_TASK INSTRUCTIONS_: Gather up every line from the entries below that uses the word "Salaman".

— Start DATA LISTING —

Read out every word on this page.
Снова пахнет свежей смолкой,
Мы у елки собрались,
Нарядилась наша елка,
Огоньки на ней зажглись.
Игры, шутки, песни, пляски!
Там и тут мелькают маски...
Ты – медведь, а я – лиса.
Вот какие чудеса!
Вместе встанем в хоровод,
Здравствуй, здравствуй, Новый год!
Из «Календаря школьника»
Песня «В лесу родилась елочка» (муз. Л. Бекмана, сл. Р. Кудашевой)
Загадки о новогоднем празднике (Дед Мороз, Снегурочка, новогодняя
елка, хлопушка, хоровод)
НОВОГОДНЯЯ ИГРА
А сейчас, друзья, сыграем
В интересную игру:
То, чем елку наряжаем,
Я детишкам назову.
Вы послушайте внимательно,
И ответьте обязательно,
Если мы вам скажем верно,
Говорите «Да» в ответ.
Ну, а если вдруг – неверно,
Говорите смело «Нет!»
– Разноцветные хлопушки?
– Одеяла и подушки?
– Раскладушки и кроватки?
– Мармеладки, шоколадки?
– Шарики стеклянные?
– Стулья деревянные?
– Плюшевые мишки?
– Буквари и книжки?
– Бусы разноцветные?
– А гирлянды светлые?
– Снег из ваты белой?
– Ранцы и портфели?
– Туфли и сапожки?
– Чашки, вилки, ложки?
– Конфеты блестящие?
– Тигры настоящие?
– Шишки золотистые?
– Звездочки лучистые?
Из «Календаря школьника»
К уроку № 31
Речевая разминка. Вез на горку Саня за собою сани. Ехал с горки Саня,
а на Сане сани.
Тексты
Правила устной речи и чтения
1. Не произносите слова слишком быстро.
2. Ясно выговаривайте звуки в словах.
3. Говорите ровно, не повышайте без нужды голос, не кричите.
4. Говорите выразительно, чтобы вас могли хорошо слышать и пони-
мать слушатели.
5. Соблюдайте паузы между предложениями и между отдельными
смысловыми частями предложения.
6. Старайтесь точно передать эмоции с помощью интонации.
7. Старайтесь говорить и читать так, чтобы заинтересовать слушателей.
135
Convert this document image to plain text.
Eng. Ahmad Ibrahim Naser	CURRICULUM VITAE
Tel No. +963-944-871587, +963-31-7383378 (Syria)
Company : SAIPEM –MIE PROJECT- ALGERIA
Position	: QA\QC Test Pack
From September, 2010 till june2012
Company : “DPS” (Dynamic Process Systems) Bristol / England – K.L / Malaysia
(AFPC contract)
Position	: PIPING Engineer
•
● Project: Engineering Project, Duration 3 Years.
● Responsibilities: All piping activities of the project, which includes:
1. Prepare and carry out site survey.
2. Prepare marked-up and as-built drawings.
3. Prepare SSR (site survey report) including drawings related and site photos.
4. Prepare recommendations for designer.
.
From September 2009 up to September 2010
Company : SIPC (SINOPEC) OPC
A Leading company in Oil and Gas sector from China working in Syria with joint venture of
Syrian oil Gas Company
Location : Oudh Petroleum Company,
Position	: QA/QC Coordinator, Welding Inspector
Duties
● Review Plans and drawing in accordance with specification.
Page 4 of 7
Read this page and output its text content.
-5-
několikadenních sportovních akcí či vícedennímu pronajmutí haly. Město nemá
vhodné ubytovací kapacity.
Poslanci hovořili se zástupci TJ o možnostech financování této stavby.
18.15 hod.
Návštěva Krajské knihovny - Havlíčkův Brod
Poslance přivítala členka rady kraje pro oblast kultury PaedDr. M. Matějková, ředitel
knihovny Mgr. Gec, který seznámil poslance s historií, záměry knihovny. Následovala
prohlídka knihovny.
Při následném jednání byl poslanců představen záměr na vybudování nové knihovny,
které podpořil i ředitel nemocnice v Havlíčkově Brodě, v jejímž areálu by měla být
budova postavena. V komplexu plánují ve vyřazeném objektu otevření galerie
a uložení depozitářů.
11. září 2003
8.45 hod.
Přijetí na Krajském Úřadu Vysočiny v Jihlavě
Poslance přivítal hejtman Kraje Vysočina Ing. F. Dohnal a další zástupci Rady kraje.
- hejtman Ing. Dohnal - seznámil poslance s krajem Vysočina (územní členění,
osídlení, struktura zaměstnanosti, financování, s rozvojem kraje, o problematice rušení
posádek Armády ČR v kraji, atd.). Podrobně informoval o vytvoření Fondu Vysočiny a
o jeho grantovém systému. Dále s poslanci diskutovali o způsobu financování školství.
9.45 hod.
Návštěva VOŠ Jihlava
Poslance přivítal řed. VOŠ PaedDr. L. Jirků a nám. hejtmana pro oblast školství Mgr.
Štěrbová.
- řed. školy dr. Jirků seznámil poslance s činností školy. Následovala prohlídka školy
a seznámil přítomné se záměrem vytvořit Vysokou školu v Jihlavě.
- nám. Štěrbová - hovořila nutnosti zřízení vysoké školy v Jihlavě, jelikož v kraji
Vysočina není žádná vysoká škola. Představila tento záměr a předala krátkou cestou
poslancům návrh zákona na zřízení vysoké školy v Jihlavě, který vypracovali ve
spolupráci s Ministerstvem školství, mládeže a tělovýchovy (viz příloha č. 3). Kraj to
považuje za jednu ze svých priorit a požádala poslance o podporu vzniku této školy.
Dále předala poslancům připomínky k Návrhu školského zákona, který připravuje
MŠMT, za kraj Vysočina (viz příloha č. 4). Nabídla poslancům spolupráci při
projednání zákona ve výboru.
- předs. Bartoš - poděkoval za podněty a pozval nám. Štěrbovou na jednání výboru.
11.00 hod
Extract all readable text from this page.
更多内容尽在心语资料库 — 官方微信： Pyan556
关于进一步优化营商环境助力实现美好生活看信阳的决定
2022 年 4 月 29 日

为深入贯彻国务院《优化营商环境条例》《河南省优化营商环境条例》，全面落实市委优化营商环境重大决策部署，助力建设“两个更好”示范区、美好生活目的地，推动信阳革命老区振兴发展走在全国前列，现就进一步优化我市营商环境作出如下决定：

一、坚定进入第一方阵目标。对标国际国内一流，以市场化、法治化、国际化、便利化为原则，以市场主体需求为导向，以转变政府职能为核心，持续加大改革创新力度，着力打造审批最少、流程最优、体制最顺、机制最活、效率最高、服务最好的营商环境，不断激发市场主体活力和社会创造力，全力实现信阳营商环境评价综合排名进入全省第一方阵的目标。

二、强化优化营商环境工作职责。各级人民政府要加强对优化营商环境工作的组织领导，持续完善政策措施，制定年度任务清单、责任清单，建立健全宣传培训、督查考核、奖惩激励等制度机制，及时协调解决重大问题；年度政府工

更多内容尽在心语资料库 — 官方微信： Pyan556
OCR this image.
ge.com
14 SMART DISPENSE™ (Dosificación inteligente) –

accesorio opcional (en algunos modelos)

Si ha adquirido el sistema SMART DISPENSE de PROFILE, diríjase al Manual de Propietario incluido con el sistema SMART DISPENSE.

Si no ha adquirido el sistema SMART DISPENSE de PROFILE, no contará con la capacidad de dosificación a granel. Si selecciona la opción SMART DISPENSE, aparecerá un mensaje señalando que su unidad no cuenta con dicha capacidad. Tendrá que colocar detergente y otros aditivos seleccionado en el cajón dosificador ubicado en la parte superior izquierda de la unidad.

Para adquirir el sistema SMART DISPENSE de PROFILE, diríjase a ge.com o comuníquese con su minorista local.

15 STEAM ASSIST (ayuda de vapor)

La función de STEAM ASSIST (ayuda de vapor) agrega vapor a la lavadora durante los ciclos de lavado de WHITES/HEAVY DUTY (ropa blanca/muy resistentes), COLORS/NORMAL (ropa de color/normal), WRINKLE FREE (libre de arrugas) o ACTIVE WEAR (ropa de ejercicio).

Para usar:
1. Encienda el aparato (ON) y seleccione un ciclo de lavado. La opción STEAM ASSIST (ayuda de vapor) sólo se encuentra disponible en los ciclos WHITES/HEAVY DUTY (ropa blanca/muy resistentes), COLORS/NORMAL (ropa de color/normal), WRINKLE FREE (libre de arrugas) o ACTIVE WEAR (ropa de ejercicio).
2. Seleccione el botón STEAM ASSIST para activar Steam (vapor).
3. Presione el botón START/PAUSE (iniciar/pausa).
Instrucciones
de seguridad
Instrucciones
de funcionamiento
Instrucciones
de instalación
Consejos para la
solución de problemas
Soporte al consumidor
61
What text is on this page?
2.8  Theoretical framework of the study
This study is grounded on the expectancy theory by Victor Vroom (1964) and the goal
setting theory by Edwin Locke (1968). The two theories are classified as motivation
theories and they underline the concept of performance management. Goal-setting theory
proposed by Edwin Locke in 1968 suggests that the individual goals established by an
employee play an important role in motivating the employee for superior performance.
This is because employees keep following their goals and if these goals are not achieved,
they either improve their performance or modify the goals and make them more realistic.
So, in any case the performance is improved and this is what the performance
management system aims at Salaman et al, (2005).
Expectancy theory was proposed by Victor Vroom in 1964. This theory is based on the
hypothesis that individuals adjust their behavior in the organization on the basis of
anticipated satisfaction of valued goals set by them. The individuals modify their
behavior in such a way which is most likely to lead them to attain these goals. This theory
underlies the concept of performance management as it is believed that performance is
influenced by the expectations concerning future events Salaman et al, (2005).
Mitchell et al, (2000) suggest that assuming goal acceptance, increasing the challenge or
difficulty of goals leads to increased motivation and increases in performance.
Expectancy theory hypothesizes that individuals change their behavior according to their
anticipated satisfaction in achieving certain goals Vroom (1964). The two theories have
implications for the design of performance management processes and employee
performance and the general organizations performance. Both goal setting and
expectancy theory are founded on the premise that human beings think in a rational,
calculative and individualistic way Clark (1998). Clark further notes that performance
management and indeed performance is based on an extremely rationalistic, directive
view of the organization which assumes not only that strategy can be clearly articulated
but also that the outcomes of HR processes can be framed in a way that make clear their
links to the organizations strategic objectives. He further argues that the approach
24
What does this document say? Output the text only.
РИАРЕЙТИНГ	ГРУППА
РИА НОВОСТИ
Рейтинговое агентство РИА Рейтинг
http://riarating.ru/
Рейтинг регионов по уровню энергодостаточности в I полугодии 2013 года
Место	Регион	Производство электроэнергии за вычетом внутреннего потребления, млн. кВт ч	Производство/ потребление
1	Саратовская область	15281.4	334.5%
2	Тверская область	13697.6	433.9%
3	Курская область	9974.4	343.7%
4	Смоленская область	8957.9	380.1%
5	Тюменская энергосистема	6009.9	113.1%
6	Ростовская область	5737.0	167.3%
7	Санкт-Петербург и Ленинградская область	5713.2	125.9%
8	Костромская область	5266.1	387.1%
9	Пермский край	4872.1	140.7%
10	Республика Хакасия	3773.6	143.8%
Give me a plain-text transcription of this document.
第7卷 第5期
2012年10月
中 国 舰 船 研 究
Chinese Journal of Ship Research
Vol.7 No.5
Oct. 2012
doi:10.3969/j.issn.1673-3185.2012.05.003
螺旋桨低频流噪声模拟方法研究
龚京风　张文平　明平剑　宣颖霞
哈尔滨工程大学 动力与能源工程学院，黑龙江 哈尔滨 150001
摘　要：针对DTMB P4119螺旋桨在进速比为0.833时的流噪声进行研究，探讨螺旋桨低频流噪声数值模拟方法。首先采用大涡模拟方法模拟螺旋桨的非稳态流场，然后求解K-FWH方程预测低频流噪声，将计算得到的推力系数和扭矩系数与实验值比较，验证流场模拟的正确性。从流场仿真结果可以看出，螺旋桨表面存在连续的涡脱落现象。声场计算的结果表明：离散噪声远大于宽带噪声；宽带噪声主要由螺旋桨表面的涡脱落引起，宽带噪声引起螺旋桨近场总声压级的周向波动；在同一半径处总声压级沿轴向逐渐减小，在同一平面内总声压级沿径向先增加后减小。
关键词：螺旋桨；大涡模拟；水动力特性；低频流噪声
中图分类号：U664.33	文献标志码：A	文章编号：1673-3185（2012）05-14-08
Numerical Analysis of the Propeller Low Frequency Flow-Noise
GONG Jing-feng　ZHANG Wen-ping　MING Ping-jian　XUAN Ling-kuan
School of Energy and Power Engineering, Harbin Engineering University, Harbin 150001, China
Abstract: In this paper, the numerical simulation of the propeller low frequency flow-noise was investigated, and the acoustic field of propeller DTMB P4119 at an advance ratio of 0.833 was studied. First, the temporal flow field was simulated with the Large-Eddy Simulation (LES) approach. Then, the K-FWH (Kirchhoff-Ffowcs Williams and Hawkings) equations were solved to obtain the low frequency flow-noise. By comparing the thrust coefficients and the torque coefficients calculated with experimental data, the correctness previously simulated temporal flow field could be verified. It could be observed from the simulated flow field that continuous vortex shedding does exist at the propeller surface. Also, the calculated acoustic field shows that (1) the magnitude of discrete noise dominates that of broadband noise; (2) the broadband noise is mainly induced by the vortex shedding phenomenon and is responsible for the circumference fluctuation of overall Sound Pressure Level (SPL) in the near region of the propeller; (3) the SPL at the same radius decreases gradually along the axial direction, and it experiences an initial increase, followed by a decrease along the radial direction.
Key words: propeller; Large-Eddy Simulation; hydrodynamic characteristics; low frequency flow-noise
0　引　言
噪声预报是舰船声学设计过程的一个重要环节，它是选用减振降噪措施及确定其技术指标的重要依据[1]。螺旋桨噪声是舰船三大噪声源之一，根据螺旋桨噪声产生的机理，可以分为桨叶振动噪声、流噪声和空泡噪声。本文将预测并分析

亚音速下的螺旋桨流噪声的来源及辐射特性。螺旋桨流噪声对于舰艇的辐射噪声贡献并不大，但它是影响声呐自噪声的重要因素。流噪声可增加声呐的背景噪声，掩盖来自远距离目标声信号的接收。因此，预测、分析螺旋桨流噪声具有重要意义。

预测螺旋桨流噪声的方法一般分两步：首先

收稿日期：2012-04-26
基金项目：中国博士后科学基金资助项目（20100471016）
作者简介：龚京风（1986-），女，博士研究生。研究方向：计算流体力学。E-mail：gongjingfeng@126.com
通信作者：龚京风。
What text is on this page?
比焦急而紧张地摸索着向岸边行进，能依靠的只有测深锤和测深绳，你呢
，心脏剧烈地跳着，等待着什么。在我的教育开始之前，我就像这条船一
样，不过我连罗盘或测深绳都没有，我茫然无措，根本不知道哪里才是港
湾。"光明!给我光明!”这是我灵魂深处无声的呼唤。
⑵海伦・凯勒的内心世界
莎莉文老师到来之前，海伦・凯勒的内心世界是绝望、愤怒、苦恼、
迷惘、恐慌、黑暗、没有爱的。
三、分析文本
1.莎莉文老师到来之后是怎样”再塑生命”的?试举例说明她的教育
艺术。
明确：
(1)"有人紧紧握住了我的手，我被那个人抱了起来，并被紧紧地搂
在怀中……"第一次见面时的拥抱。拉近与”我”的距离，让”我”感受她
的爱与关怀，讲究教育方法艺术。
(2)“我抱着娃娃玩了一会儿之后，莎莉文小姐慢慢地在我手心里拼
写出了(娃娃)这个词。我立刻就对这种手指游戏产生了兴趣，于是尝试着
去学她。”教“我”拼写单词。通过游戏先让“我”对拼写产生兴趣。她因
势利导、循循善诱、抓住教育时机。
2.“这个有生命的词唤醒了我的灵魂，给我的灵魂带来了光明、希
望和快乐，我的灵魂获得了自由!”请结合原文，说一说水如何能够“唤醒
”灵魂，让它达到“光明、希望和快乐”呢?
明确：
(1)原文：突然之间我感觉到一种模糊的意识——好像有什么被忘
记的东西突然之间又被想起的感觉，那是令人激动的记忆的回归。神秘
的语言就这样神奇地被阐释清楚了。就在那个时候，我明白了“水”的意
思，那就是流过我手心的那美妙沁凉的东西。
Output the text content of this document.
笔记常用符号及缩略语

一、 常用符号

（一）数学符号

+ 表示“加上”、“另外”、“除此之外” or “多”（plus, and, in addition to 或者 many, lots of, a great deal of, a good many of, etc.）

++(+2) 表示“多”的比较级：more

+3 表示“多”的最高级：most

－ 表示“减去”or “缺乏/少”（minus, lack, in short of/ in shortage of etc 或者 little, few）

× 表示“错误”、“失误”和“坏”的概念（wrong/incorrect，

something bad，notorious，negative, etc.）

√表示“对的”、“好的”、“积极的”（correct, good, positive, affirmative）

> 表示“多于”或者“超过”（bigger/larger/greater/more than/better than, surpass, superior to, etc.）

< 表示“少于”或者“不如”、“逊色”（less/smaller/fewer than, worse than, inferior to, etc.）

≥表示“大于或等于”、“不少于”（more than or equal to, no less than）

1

— End DATA LISTING —

_SOLUTION TO THIS EXERCISE_:
management system aims at Salaman et al, (2005).
influenced by the expectations concerning future events Salaman et al, (2005).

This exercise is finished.